■ Work to do ■
Below, find each line holding "name" and state how many there are, using the number alone.

begin Data in this exercise

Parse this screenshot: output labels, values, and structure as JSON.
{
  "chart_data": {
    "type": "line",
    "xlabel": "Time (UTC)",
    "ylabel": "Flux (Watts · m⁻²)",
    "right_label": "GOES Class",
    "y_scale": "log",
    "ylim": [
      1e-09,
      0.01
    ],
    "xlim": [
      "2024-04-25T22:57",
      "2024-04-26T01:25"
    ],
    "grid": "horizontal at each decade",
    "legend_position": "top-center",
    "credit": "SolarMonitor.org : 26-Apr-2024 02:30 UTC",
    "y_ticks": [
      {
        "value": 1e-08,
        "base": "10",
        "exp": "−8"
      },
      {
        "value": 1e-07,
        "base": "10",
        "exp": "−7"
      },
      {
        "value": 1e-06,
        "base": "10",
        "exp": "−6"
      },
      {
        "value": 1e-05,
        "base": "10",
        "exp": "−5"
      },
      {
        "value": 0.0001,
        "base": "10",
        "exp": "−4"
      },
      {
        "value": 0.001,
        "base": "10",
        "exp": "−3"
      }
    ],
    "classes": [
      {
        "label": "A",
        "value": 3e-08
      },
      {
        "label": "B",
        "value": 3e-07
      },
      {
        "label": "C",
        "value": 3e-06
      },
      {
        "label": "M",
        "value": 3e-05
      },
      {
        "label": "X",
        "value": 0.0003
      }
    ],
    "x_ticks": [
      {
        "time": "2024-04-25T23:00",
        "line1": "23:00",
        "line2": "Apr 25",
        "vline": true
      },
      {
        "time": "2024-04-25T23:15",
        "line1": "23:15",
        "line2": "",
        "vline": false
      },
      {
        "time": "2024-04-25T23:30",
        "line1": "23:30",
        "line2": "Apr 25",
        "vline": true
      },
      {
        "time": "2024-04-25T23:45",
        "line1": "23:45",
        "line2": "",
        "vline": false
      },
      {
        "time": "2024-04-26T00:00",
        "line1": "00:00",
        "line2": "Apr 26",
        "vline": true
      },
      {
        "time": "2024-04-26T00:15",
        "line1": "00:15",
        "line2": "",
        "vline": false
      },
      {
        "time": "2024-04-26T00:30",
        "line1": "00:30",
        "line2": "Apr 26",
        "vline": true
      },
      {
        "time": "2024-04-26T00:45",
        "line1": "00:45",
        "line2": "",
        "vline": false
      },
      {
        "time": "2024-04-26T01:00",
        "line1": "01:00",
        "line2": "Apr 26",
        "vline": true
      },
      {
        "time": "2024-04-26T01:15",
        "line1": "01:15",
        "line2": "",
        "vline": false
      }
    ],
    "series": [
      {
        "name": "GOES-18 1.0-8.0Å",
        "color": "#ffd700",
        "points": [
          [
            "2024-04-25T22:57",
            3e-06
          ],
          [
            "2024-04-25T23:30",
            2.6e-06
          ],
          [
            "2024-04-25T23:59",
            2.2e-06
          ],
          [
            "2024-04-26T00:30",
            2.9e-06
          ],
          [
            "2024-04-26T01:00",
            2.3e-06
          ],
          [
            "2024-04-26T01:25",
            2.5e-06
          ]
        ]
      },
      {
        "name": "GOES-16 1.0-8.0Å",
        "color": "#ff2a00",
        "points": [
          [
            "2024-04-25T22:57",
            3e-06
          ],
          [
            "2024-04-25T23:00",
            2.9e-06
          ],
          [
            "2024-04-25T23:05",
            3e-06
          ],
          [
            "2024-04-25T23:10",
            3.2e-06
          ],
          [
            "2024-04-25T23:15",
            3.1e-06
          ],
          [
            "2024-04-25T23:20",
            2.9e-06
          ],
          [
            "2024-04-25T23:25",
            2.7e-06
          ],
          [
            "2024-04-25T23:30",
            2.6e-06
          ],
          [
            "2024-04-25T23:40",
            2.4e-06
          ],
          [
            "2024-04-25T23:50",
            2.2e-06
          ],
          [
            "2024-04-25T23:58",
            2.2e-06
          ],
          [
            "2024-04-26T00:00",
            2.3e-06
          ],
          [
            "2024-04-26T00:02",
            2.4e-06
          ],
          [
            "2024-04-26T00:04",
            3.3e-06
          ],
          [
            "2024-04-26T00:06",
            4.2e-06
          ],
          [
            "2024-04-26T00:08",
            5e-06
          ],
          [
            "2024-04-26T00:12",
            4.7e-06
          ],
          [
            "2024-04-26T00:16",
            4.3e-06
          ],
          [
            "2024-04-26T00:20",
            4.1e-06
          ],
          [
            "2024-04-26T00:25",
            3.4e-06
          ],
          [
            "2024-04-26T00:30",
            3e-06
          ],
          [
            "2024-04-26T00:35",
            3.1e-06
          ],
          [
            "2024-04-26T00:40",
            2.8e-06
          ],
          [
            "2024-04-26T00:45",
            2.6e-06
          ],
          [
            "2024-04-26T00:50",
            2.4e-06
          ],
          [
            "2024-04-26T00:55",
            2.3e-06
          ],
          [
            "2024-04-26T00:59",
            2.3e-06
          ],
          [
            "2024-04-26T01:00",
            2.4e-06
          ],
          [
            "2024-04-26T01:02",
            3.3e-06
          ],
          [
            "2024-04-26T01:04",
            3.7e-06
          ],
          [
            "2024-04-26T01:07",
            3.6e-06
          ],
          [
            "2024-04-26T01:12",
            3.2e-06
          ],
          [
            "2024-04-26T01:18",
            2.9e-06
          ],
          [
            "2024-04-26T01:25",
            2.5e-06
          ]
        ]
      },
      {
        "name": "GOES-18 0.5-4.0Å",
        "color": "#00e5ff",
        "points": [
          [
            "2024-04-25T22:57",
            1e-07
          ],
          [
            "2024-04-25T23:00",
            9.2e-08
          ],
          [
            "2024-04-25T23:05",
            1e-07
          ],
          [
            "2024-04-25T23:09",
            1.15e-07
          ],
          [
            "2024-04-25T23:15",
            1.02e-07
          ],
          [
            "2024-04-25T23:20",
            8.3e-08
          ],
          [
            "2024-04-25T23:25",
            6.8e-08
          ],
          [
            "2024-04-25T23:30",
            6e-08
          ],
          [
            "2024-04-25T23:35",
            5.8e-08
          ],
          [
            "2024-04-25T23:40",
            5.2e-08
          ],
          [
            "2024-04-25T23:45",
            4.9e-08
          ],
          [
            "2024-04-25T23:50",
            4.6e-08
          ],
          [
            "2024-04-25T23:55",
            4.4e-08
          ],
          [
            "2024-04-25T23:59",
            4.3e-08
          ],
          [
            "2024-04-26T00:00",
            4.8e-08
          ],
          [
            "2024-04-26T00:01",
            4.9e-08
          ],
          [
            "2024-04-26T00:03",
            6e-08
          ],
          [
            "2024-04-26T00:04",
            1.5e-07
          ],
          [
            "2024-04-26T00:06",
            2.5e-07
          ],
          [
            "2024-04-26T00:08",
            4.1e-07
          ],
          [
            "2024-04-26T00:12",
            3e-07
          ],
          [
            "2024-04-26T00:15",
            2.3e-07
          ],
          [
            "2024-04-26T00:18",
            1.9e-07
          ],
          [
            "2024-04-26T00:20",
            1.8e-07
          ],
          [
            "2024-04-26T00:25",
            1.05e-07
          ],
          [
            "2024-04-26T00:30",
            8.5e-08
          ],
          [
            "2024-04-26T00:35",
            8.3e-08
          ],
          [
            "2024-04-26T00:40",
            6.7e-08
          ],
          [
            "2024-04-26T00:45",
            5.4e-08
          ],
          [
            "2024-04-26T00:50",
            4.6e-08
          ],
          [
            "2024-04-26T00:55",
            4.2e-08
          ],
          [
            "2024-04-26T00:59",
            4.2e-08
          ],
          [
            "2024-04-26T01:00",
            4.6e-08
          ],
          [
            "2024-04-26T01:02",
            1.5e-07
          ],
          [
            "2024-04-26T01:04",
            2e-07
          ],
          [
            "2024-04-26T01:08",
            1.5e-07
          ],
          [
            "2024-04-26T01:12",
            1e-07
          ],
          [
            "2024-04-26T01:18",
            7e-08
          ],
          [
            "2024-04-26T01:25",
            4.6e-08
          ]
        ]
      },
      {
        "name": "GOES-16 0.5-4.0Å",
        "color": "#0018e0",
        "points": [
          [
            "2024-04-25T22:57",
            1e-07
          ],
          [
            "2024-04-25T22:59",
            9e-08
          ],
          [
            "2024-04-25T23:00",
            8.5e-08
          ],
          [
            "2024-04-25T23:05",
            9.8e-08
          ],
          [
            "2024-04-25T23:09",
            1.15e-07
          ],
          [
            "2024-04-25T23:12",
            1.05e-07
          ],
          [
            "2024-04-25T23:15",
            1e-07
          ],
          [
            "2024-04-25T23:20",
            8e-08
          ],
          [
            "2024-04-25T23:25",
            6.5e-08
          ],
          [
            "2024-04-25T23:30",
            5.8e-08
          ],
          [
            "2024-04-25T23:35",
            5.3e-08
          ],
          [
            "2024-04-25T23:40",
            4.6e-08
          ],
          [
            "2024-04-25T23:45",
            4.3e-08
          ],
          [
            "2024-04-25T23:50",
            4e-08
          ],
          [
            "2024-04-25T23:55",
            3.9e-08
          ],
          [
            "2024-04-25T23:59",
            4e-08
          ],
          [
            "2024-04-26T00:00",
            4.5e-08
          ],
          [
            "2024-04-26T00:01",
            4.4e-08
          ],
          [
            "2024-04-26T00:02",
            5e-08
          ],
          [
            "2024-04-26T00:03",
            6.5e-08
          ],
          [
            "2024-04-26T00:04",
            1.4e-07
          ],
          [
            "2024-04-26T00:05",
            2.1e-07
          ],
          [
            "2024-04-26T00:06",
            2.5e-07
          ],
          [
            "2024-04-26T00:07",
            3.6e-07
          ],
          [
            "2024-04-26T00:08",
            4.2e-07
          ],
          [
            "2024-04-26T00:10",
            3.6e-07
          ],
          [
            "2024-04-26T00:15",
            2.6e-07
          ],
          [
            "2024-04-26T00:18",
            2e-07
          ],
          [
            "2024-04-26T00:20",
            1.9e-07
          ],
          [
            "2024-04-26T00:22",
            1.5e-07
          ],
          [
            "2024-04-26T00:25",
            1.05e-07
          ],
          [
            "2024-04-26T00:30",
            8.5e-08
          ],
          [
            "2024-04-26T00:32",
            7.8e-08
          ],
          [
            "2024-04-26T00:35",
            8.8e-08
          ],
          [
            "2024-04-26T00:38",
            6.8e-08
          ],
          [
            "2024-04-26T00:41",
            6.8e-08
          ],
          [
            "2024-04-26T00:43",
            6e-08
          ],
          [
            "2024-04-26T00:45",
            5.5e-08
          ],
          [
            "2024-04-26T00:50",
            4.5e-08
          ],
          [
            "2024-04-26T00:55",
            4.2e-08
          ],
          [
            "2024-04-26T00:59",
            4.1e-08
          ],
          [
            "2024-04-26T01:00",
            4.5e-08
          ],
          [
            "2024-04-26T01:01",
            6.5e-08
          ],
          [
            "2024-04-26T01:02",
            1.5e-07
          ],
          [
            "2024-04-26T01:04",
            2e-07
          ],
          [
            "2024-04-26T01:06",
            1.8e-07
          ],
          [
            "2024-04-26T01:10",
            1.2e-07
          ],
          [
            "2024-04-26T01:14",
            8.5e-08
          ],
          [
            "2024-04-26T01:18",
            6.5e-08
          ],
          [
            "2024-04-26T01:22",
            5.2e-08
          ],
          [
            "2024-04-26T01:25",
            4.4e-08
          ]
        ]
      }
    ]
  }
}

end Data in this exercise

■ Task response ■
4